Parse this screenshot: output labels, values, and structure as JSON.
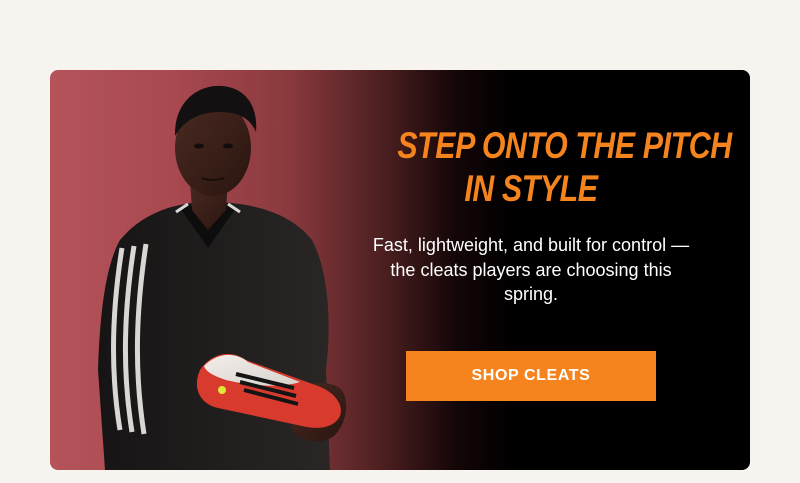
{
  "banner": {
    "headline_line1": "STEP ONTO THE PITCH",
    "headline_line2": "IN STYLE",
    "body": "Fast, lightweight, and built for control — the cleats players are choosing this spring.",
    "cta_label": "SHOP CLEATS",
    "image_subject": "player-holding-cleat"
  },
  "colors": {
    "accent": "#f5841f",
    "page_background": "#f7f4ef",
    "banner_dark": "#000000",
    "banner_red": "#b4545a"
  }
}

• Objective
Output an exact copy of the material, with the pictures removed.

• Final result
Parse this screenshot: output labels, values, and structure as JSON.
{
  "banner": {
    "headline_line1": "STEP ONTO THE PITCH",
    "headline_line2": "IN STYLE",
    "body": "Fast, lightweight, and built for control — the cleats players are choosing this spring.",
    "cta_label": "SHOP CLEATS",
    "image_subject": "player-holding-cleat"
  },
  "colors": {
    "accent": "#f5841f",
    "page_background": "#f7f4ef",
    "banner_dark": "#000000",
    "banner_red": "#b4545a"
  }
}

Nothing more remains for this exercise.